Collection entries
## start

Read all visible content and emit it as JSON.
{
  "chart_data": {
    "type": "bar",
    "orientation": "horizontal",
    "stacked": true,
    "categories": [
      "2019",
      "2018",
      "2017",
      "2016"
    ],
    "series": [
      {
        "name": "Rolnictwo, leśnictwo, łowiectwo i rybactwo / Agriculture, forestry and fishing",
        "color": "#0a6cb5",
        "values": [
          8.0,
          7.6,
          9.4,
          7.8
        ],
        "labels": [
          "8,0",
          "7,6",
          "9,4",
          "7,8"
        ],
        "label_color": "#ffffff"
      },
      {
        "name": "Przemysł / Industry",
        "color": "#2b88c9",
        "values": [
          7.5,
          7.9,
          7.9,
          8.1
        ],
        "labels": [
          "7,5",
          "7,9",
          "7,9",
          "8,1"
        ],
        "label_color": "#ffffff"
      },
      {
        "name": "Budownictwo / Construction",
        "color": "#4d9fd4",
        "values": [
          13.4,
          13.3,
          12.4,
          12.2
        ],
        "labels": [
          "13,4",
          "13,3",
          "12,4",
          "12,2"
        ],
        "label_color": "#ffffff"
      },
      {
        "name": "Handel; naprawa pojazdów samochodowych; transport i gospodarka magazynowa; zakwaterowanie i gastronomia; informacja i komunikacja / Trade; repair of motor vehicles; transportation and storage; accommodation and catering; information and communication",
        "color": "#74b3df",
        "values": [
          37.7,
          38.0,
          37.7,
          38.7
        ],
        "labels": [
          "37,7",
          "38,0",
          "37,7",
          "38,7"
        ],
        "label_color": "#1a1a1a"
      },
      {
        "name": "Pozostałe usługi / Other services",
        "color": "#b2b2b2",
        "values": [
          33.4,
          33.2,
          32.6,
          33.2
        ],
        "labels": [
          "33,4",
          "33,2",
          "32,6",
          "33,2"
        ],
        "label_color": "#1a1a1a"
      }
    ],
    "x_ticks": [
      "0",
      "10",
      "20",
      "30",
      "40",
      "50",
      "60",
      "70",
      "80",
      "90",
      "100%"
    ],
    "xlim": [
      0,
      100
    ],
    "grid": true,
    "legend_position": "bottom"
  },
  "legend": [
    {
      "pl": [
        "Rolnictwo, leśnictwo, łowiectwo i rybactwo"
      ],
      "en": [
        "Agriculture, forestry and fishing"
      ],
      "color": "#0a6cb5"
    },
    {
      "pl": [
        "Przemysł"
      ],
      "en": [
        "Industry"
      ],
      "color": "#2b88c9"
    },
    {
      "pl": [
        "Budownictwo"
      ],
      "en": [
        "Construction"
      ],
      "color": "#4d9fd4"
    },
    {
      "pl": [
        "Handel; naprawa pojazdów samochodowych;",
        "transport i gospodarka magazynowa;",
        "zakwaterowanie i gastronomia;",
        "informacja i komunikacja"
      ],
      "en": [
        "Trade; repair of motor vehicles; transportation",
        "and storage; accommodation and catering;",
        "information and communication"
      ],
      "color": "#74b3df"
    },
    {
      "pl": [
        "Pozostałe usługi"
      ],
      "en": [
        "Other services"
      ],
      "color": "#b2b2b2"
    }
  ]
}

## end

◆ **What the exercise asks**
Gather all lines with the string "Other" from the data.

◆ **Task output**
        "name": "Pozostałe usługi / Other services",
        "Other services"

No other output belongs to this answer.